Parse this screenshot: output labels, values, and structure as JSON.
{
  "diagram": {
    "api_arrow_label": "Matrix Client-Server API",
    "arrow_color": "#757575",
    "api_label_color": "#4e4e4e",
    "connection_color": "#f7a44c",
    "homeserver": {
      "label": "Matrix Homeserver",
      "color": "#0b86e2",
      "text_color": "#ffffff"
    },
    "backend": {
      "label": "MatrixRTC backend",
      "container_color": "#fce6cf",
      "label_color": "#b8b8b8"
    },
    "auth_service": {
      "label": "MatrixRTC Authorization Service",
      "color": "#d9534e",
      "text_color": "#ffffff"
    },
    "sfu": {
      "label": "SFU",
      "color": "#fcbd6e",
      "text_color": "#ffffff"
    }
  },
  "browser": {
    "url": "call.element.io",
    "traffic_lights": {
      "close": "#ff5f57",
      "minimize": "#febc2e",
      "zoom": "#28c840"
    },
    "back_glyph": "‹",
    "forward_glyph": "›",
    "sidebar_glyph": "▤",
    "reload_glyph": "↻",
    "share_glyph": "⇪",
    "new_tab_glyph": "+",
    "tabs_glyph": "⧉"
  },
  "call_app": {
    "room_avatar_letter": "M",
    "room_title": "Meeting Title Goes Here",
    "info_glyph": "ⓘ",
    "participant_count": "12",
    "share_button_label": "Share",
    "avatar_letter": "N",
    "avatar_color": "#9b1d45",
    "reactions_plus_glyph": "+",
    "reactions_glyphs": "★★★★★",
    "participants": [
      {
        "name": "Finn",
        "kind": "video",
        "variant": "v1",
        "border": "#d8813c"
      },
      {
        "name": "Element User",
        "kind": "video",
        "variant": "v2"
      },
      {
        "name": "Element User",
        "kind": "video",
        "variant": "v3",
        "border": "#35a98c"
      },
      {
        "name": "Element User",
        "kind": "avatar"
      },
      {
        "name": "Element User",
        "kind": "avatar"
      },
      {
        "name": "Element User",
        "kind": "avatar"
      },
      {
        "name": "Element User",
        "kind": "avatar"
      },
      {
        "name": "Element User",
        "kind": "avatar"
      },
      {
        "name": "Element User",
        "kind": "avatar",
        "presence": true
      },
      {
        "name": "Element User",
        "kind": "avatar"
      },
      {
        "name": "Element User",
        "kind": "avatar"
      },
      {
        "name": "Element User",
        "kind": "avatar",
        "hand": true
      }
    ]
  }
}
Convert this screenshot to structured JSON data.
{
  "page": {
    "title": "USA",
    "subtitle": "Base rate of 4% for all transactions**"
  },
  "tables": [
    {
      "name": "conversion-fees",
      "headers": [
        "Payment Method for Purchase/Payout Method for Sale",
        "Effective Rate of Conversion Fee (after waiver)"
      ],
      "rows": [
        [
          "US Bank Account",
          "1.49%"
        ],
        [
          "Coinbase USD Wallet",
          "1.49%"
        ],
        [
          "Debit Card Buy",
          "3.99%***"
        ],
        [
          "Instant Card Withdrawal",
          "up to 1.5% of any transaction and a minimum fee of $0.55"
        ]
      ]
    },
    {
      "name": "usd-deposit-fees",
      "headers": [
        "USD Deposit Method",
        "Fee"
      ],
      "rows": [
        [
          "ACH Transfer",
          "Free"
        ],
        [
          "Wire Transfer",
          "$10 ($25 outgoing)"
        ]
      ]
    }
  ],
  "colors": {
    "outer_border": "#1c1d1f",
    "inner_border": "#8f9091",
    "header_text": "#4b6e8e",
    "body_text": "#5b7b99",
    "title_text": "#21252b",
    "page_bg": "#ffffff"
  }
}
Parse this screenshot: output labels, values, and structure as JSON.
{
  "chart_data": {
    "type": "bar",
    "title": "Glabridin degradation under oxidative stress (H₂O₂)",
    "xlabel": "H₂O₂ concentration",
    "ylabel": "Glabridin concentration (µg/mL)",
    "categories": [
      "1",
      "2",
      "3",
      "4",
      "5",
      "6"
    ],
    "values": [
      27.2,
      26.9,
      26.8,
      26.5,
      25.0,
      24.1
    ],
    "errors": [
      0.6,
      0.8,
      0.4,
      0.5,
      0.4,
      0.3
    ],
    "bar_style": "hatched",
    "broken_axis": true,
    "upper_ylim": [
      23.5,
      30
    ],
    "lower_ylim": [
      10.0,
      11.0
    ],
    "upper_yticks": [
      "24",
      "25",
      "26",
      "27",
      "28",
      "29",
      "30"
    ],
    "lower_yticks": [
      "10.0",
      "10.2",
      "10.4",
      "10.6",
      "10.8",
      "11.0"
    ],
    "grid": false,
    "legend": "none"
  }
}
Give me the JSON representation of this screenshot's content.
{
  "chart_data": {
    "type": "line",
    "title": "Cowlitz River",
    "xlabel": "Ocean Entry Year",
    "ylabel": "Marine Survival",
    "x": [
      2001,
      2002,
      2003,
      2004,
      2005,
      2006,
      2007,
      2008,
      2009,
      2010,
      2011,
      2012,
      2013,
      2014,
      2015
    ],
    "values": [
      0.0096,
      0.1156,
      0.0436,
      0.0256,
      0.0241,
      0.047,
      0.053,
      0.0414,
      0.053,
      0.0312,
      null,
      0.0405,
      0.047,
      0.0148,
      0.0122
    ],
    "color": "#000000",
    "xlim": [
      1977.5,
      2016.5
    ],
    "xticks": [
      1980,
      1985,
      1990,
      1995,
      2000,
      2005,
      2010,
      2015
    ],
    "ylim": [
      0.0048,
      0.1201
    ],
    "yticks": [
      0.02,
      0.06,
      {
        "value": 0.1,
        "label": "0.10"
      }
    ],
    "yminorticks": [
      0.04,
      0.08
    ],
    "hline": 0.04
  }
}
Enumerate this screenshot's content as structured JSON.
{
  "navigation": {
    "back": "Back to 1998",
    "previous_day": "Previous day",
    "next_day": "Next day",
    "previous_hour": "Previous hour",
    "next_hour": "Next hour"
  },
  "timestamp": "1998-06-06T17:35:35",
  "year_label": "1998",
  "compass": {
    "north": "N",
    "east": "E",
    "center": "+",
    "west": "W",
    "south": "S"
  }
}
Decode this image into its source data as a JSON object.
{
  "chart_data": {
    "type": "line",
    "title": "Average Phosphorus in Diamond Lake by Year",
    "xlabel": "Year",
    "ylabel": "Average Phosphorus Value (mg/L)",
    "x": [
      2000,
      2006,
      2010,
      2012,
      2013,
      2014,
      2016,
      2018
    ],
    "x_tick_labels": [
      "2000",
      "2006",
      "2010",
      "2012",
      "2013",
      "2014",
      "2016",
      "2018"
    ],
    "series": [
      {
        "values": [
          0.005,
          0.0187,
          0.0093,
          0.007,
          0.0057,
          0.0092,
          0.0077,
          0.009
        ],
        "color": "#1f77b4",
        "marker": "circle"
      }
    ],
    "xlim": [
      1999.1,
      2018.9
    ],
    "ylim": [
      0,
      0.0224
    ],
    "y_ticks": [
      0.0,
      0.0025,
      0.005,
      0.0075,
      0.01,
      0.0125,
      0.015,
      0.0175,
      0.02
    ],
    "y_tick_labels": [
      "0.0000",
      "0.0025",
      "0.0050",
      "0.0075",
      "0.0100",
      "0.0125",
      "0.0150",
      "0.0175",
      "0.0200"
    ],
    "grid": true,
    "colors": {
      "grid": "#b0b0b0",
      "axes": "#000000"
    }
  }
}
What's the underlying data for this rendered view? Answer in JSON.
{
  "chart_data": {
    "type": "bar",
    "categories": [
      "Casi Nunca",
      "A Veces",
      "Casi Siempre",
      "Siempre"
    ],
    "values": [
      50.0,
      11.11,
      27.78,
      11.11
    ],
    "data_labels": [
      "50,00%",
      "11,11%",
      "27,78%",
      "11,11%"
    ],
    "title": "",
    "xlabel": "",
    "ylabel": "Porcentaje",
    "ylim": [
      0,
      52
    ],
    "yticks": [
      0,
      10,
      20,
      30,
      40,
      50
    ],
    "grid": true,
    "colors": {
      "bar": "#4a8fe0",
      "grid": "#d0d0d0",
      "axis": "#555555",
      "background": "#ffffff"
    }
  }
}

| What is required |
Show every line in the records above that contains the word "screenshot".

| Result of this task |
Parse this screenshot: output labels, values, and structure as JSON.
Convert this screenshot to structured JSON data.
Parse this screenshot: output labels, values, and structure as JSON.
Give me the JSON representation of this screenshot's content.
Enumerate this screenshot's content as structured JSON.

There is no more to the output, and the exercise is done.